_WHAT YOU NEED TO DO_. Each line of the material below that holds the word "image" needs to be copied.

....................

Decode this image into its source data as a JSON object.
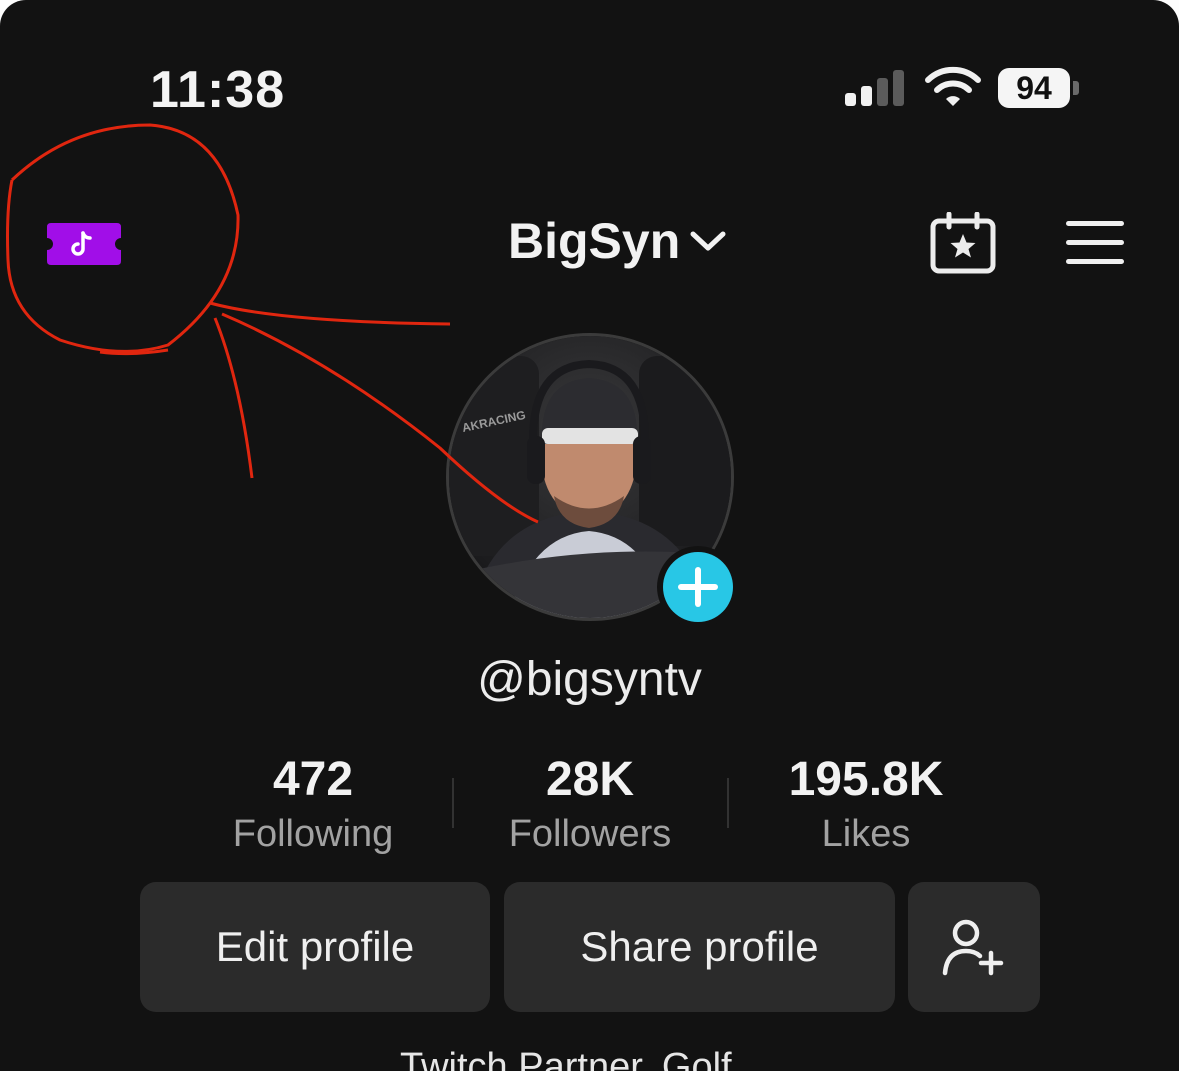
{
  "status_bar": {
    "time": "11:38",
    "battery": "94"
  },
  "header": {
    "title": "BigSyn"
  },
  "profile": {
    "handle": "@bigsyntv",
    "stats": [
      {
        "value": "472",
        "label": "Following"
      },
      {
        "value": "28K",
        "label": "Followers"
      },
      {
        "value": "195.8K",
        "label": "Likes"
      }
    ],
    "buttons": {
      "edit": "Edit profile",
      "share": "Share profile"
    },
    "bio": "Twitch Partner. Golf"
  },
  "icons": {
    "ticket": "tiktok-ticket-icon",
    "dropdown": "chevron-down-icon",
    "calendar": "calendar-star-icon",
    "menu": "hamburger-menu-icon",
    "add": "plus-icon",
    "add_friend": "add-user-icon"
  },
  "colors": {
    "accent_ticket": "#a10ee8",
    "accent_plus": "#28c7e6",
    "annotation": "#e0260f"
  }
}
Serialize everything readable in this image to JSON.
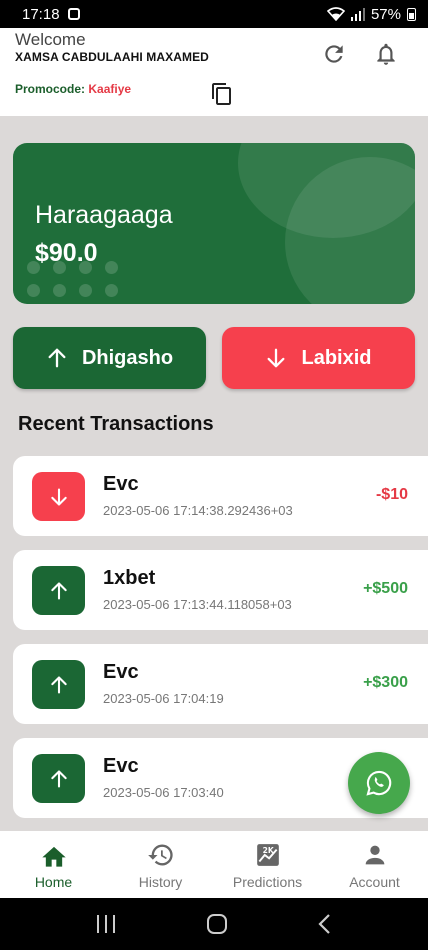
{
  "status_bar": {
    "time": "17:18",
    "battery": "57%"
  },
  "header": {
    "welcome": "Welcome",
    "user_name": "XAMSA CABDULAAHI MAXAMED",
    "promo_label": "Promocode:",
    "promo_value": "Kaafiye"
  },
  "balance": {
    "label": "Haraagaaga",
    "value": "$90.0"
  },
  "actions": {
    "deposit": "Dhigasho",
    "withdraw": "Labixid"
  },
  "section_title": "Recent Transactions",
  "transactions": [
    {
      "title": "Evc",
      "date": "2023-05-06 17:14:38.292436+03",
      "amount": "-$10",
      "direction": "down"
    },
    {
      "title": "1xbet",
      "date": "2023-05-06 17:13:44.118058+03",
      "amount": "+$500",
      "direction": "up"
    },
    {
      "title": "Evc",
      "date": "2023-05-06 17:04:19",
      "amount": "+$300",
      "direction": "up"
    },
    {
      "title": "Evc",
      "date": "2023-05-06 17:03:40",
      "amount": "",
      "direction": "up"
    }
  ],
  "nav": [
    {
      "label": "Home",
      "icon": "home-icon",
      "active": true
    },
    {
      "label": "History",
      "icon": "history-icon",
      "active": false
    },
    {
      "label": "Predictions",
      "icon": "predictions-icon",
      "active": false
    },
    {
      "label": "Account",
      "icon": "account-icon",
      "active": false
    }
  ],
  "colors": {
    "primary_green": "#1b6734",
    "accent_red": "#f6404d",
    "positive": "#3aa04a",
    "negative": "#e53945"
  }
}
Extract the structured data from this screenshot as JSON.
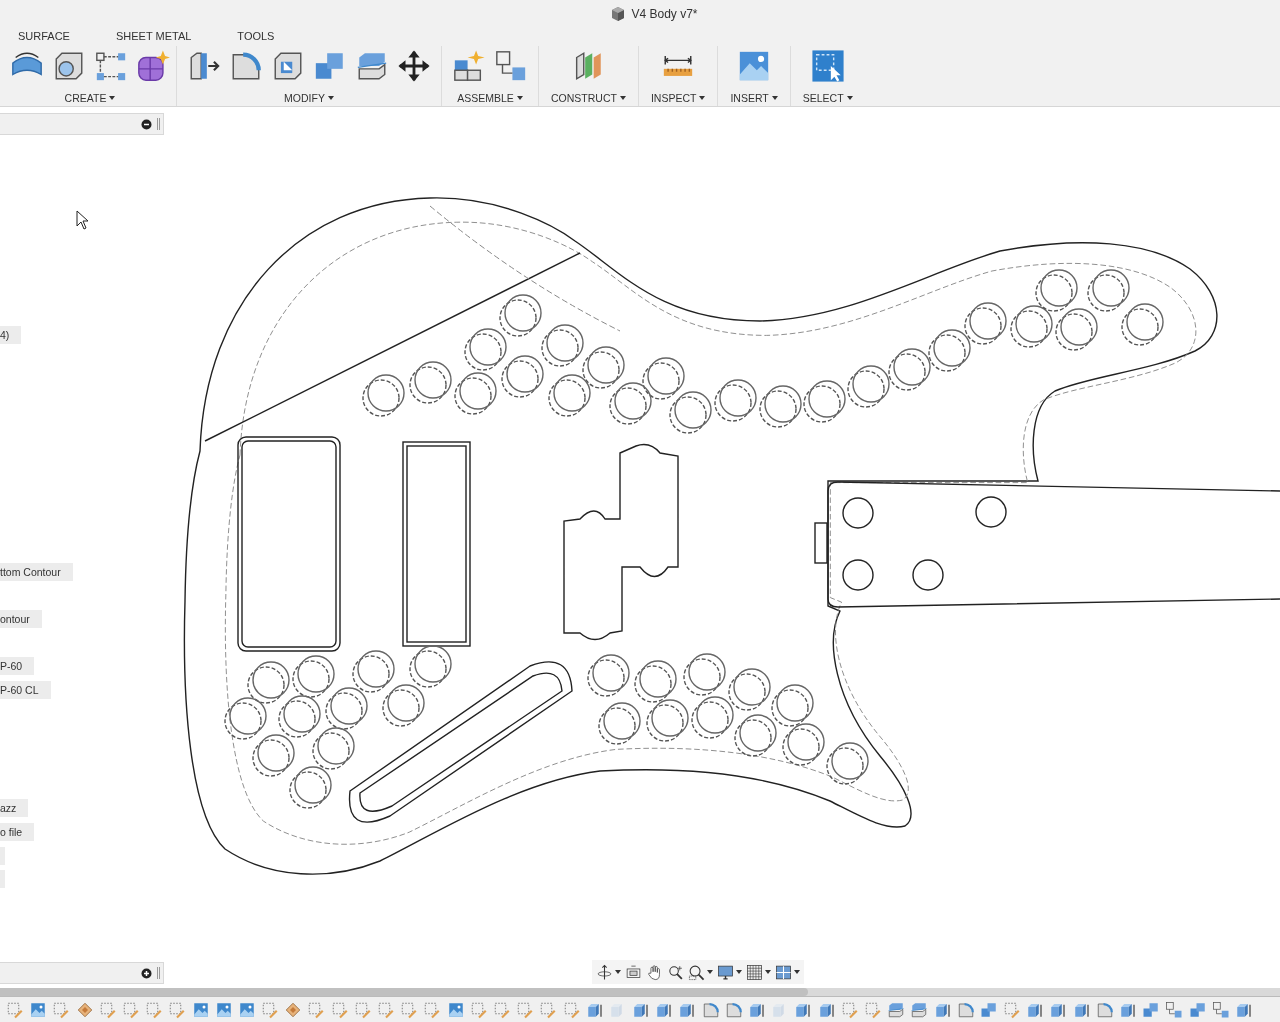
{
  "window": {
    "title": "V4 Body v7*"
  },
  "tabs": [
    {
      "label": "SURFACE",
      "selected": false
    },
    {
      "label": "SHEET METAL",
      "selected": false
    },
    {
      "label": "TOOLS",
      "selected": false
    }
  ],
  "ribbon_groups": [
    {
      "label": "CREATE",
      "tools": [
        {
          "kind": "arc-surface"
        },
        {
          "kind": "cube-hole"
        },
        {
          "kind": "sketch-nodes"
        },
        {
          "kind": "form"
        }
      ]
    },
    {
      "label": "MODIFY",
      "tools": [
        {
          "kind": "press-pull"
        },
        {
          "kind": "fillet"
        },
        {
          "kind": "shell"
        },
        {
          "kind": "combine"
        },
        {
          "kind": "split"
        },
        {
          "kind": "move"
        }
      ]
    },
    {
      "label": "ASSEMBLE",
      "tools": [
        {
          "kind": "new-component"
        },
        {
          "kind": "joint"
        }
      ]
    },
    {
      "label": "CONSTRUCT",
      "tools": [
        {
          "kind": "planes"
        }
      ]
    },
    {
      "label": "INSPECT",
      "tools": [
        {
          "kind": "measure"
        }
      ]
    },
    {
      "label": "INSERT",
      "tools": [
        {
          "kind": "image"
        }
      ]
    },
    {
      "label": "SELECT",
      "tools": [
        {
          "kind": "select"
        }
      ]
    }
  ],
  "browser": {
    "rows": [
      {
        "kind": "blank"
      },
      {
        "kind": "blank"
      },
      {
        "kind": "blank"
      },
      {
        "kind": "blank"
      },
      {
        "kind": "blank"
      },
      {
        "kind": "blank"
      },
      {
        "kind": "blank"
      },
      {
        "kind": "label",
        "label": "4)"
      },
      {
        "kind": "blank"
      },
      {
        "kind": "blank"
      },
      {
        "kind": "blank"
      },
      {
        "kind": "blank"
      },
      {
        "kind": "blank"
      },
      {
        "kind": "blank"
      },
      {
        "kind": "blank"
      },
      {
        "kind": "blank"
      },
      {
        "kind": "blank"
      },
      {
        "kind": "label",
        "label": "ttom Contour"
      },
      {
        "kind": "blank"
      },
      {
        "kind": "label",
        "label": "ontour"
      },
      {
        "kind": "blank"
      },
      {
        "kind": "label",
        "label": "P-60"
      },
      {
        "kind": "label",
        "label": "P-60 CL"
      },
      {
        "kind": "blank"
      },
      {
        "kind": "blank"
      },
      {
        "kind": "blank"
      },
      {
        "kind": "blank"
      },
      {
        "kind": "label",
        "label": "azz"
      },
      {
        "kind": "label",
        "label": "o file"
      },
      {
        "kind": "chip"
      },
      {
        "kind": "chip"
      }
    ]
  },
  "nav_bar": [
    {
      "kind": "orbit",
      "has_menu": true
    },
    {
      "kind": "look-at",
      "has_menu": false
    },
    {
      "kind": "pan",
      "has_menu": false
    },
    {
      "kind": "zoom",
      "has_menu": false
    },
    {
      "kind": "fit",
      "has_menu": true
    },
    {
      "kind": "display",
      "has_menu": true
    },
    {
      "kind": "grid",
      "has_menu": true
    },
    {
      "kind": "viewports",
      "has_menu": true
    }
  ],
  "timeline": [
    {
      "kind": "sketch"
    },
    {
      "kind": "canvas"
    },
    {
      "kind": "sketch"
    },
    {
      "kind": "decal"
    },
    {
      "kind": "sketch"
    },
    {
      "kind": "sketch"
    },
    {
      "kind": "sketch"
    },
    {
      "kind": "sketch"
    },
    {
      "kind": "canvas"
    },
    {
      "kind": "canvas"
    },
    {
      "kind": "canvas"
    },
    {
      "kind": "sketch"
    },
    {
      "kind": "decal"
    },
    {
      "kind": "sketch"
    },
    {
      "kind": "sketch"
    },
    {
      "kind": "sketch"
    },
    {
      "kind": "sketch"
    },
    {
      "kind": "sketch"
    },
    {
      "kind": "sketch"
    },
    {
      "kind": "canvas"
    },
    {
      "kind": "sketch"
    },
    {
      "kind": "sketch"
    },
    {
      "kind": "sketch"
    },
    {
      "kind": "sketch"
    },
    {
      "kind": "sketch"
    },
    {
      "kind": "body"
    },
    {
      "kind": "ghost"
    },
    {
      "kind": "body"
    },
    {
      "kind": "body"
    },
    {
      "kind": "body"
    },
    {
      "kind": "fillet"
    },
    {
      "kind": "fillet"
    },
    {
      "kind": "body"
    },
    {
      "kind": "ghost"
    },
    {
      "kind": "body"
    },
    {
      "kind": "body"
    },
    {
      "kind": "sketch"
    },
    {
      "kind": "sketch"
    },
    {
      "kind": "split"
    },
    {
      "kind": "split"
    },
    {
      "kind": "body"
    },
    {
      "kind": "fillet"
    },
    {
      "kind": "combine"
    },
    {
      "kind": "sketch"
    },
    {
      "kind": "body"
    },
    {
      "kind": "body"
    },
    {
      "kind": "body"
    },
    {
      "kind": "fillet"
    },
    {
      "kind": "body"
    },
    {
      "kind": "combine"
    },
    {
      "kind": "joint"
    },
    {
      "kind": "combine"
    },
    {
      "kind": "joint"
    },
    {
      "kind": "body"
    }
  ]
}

....................

_RESULT OF THE TASK_.
Decode this image into its source data as a JSON object.
Serialize everything readable in this image to JSON.
          "kind": "image"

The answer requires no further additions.